#### [Objective]
Copy every line that mentions the word "WHITE".

-----

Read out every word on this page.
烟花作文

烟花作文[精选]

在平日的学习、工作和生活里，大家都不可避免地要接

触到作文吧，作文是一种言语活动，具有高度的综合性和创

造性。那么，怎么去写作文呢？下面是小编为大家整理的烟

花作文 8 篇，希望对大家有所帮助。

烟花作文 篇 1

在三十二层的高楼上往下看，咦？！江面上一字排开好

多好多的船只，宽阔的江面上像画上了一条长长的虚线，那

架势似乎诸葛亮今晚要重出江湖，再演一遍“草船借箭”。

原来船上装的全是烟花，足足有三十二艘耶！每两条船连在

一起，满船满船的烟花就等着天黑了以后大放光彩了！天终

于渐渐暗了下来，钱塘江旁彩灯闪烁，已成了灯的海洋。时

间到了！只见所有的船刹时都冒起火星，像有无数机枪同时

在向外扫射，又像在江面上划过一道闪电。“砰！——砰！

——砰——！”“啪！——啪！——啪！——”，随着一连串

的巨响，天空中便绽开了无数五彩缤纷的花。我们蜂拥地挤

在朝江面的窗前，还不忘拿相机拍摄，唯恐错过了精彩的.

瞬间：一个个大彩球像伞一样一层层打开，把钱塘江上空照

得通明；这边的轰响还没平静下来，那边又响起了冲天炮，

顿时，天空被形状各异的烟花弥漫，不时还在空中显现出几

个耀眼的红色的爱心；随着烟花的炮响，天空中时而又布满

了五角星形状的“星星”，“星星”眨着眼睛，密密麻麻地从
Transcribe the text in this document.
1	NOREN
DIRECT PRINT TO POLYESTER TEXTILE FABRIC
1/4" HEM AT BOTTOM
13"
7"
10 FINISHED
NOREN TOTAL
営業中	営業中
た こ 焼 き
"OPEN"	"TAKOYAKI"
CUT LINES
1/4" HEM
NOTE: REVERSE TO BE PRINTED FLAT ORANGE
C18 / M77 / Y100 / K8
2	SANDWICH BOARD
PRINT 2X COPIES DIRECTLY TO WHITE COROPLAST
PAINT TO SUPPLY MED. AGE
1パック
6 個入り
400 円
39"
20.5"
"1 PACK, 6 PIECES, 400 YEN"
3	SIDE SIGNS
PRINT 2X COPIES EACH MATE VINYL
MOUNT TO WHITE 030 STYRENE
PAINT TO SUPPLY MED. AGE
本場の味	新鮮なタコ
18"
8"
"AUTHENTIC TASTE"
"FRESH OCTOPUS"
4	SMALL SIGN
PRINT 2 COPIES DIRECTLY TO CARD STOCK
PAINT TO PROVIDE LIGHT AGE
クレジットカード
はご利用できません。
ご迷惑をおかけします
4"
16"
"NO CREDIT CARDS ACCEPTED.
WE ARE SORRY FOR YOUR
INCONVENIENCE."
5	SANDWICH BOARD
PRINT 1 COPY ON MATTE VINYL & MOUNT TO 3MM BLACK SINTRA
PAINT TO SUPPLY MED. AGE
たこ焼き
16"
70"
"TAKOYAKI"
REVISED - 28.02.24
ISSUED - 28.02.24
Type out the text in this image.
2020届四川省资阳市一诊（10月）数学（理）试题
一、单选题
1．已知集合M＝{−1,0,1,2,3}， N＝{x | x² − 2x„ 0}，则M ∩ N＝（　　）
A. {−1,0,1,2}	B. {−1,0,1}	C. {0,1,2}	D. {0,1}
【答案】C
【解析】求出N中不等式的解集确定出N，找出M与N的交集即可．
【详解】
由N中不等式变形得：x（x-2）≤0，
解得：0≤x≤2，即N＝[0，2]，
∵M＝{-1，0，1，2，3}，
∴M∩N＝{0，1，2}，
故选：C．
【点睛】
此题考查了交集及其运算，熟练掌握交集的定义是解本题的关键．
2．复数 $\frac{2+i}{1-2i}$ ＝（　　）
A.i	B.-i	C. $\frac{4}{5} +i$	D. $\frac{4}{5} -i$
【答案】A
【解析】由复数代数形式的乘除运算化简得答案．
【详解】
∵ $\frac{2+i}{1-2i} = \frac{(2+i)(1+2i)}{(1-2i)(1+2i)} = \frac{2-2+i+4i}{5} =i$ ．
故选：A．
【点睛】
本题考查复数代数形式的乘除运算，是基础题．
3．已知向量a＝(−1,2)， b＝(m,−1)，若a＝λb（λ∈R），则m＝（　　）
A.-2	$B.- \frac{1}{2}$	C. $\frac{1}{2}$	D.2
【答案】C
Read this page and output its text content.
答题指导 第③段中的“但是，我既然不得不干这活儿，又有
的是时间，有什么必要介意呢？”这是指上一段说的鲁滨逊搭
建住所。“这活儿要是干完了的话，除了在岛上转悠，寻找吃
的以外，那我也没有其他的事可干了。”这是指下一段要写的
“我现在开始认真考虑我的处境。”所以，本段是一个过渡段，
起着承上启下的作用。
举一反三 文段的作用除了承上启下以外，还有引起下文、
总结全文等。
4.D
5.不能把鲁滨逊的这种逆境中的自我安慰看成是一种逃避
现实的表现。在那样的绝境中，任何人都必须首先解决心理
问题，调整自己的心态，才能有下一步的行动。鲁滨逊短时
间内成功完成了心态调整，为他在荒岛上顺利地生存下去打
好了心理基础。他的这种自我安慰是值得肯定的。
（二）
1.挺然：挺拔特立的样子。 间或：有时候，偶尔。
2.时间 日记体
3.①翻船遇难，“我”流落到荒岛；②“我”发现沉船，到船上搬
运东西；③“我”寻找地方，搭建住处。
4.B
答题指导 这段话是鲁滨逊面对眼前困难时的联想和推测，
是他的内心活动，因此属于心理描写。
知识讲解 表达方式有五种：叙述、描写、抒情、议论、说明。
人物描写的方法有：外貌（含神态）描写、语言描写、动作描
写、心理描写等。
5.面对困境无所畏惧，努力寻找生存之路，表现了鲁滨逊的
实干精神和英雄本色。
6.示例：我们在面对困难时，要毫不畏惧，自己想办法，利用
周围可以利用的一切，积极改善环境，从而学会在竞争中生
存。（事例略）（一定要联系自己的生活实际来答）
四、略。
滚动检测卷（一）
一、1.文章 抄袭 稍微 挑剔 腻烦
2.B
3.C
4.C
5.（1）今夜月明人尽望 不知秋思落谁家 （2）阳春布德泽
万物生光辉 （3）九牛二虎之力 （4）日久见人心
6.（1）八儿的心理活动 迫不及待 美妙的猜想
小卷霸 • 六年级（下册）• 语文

-----

#### [Result for this exercise]
PRINT 2X COPIES DIRECTLY TO WHITE COROPLAST
MOUNT TO WHITE 030 STYRENE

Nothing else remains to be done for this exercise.